-- start of DATA FOR THE TASK --

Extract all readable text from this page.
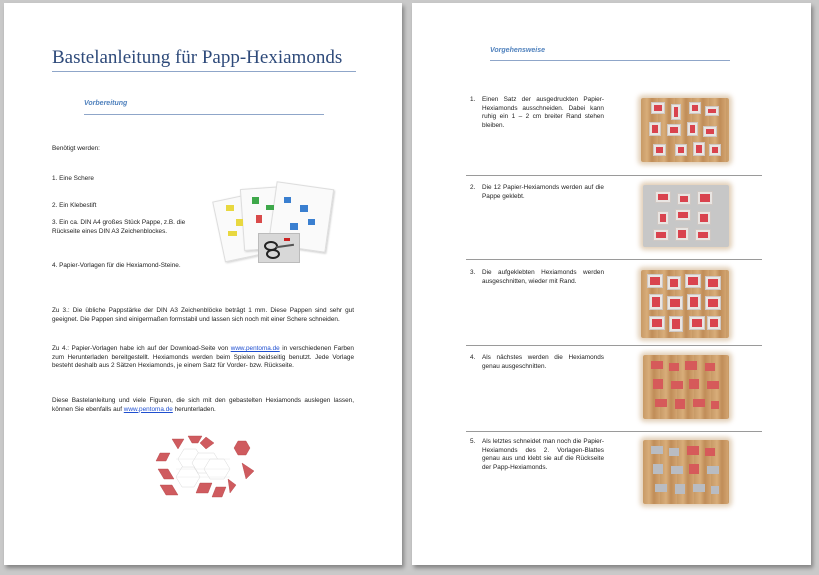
Bastelanleitung für Papp-Hexiamonds
Vorbereitung
Benötigt werden:
1. Eine Schere
2. Ein Klebestift
3. Ein ca. DIN A4 großes Stück Pappe, z.B. die Rückseite eines DIN A3 Zeichenblockes.
4. Papier-Vorlagen für die Hexiamond-Steine.
Zu 3.: Die übliche Pappstärke der DIN A3 Zeichenblöcke beträgt 1 mm. Diese Pappen sind sehr gut geeignet. Die Pappen sind einigermaßen formstabil und lassen sich noch mit einer Schere schneiden.
Zu 4.: Papier-Vorlagen habe ich auf der Download-Seite von www.pentoma.de in verschiedenen Farben zum Herunterladen bereitgestellt. Hexiamonds werden beim Spielen beidseitig benutzt. Jede Vorlage besteht deshalb aus 2 Sätzen Hexiamonds, je einem Satz für Vorder- bzw. Rückseite.
Diese Bastelanleitung und viele Figuren, die sich mit den gebastelten Hexiamonds auslegen lassen, können Sie ebenfalls auf www.pentoma.de herunterladen.
Vorgehensweise
1. Einen Satz der ausgedruckten Papier-Hexiamonds ausschneiden. Dabei kann ruhig ein 1 – 2 cm breiter Rand stehen bleiben.
2. Die 12 Papier-Hexiamonds werden auf die Pappe geklebt.
3. Die aufgeklebten Hexiamonds werden ausgeschnitten, wieder mit Rand.
4. Als nächstes werden die Hexiamonds genau ausgeschnitten.
5. Als letztes schneidet man noch die Papier-Hexiamonds des 2. Vorlagen-Blattes genau aus und klebt sie auf die Rückseite der Papp-Hexiamonds.
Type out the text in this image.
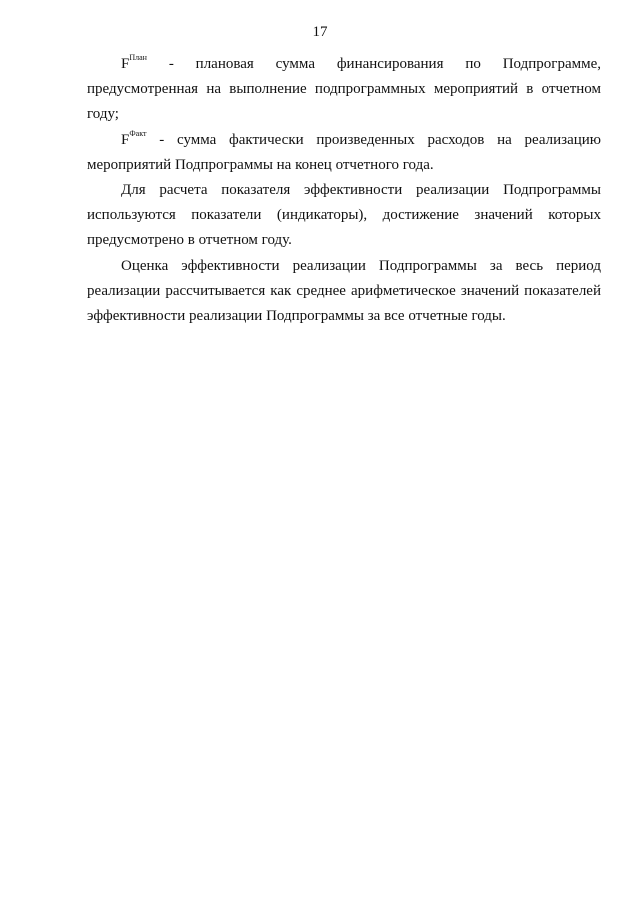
17

$F^{План}$ - плановая сумма финансирования по Подпрограмме, предусмотренная на выполнение подпрограммных мероприятий в отчетном году;

$F^{Факт}$ - сумма фактически произведенных расходов на реализацию мероприятий Подпрограммы на конец отчетного года.

Для расчета показателя эффективности реализации Подпрограммы используются показатели (индикаторы), достижение значений которых предусмотрено в отчетном году.

Оценка эффективности реализации Подпрограммы за весь период реализации рассчитывается как среднее арифметическое значений показателей эффективности реализации Подпрограммы за все отчетные годы.
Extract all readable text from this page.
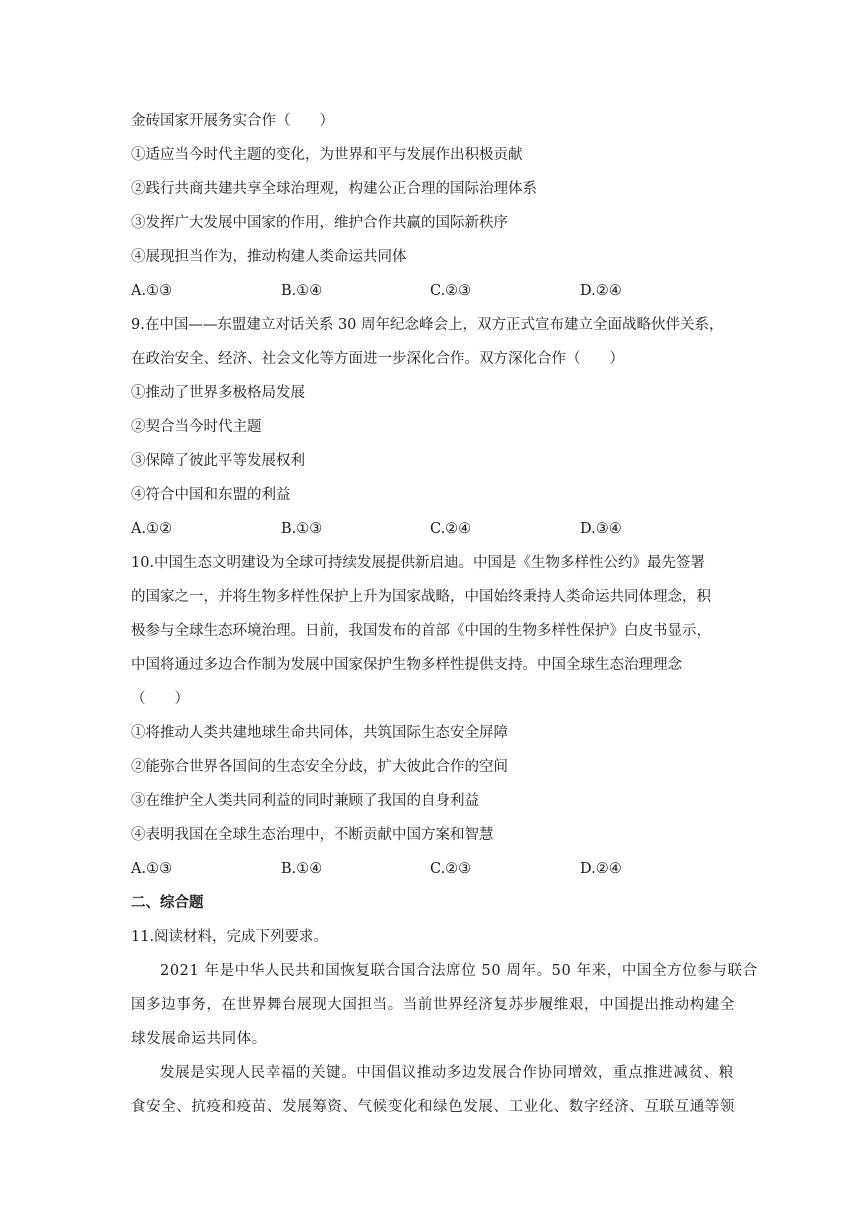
金砖国家开展务实合作（　　）
①适应当今时代主题的变化，为世界和平与发展作出积极贡献
②践行共商共建共享全球治理观，构建公正合理的国际治理体系
③发挥广大发展中国家的作用，维护合作共赢的国际新秩序
④展现担当作为，推动构建人类命运共同体
A.①③	B.①④	C.②③	D.②④
9.在中国——东盟建立对话关系 30 周年纪念峰会上，双方正式宣布建立全面战略伙伴关系，
在政治安全、经济、社会文化等方面进一步深化合作。双方深化合作（　　）
①推动了世界多极格局发展
②契合当今时代主题
③保障了彼此平等发展权利
④符合中国和东盟的利益
A.①②	B.①③	C.②④	D.③④
10.中国生态文明建设为全球可持续发展提供新启迪。中国是《生物多样性公约》最先签署
的国家之一，并将生物多样性保护上升为国家战略，中国始终秉持人类命运共同体理念，积
极参与全球生态环境治理。日前，我国发布的首部《中国的生物多样性保护》白皮书显示，
中国将通过多边合作制为发展中国家保护生物多样性提供支持。中国全球生态治理理念
（　　）
①将推动人类共建地球生命共同体，共筑国际生态安全屏障
②能弥合世界各国间的生态安全分歧，扩大彼此合作的空间
③在维护全人类共同利益的同时兼顾了我国的自身利益
④表明我国在全球生态治理中，不断贡献中国方案和智慧
A.①③	B.①④	C.②③	D.②④
二、综合题
11.阅读材料，完成下列要求。
2021 年是中华人民共和国恢复联合国合法席位 50 周年。50 年来，中国全方位参与联合
国多边事务，在世界舞台展现大国担当。当前世界经济复苏步履维艰，中国提出推动构建全
球发展命运共同体。
发展是实现人民幸福的关键。中国倡议推动多边发展合作协同增效，重点推进减贫、粮
食安全、抗疫和疫苗、发展筹资、气候变化和绿色发展、工业化、数字经济、互联互通等领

-- end of DATA FOR THE TASK --

WRITTEN PROBLEM: Looking back at the lines above, state how many contain the word "Vorlagen", and supply nothing besides the number.

TASK SOLUTION: 3